Exercise = Find how many lines in the data below mention "Tair". Give the number only.

Record excerpts =

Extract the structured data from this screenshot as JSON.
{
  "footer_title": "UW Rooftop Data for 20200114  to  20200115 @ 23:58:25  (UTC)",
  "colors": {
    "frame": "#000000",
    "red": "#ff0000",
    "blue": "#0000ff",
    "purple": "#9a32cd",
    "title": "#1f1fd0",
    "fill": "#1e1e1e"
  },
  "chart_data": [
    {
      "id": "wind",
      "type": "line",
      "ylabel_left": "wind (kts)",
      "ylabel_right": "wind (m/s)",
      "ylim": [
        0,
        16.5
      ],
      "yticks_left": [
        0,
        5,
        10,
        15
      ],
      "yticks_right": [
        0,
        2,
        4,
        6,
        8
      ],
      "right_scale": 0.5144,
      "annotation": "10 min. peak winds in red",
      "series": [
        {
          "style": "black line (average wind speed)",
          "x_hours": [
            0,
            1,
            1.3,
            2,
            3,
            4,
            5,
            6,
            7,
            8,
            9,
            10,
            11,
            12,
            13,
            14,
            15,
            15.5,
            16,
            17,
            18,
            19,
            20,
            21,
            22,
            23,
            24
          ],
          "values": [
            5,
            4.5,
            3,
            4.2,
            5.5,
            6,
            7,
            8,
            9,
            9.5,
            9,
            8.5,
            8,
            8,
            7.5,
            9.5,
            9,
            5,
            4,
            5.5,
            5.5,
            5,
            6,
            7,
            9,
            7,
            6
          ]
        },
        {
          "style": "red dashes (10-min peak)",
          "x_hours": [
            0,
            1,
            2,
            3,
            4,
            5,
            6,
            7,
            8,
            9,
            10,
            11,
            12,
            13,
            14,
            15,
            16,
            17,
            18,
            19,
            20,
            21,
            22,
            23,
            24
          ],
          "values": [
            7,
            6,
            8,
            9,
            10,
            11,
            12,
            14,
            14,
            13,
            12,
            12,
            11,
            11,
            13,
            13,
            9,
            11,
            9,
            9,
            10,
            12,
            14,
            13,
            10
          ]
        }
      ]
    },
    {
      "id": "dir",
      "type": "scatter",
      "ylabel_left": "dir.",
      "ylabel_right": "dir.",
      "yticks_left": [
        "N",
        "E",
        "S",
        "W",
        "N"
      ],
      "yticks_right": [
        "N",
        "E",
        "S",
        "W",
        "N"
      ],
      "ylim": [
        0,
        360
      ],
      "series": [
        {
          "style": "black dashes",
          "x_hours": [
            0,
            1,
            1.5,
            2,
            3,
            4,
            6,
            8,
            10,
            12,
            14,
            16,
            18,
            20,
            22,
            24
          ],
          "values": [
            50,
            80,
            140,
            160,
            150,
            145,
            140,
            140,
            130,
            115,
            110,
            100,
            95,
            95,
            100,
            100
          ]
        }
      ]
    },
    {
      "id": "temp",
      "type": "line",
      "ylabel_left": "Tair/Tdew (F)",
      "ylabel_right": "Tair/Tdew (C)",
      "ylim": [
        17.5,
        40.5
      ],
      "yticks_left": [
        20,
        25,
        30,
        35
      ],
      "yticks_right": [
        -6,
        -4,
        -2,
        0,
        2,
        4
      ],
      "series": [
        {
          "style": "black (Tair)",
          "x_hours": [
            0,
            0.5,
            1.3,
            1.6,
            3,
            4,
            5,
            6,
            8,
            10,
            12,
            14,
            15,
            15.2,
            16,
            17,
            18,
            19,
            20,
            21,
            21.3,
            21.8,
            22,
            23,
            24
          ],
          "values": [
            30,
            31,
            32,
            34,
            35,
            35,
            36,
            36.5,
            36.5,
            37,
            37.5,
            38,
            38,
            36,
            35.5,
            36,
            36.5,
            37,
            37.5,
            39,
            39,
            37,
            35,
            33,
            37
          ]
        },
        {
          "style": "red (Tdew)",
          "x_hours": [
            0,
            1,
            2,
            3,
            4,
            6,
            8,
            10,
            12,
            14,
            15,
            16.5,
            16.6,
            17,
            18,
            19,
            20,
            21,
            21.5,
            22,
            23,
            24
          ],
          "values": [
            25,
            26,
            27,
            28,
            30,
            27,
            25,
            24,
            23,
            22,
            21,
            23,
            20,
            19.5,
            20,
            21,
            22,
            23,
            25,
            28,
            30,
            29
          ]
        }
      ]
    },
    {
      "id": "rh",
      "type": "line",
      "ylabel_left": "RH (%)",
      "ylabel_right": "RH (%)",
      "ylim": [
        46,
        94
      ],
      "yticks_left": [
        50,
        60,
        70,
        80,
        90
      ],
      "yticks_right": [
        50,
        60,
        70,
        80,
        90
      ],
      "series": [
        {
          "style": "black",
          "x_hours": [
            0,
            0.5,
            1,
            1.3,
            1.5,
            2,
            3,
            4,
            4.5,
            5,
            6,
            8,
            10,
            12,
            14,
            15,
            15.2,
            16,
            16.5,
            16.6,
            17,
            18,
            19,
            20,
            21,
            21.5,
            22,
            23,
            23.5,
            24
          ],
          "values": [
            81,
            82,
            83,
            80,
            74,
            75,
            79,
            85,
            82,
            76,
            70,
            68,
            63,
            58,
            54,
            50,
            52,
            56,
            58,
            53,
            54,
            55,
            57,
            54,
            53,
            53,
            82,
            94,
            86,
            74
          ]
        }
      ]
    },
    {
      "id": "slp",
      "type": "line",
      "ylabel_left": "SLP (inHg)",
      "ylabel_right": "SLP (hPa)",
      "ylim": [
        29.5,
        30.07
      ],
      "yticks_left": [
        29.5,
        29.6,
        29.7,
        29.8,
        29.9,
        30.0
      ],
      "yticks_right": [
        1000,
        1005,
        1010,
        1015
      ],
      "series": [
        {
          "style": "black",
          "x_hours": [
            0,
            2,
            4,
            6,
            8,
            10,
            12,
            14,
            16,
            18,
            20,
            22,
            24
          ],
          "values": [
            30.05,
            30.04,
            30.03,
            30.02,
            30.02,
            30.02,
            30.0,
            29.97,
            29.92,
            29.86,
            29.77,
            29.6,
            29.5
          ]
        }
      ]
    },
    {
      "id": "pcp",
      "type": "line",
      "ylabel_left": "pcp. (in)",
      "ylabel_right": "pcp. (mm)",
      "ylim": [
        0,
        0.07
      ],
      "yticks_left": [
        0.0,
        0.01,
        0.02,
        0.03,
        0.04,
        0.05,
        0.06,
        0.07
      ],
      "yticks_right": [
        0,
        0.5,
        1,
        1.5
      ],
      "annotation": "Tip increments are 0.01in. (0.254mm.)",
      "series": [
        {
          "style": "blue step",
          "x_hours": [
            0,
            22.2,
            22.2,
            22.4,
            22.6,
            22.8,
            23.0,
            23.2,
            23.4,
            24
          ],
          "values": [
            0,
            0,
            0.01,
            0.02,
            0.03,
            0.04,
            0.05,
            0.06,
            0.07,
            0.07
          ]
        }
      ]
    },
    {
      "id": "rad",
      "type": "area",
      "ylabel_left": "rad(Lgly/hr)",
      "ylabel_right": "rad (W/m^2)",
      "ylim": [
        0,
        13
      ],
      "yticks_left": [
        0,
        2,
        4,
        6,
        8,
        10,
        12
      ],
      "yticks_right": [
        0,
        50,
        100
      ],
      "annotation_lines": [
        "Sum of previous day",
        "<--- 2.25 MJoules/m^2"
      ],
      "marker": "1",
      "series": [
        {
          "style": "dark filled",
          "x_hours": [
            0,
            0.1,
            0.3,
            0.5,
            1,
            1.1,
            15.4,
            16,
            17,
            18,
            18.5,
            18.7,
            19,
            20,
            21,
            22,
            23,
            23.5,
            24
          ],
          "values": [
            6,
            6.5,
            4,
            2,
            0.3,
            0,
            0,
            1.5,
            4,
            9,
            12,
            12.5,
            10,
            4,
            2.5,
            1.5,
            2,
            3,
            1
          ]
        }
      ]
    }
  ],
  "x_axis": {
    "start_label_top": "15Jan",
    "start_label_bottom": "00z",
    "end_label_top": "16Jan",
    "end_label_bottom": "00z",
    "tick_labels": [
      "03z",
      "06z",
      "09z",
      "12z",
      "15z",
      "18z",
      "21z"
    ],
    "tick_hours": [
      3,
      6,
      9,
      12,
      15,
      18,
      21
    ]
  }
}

Reply to the task = 3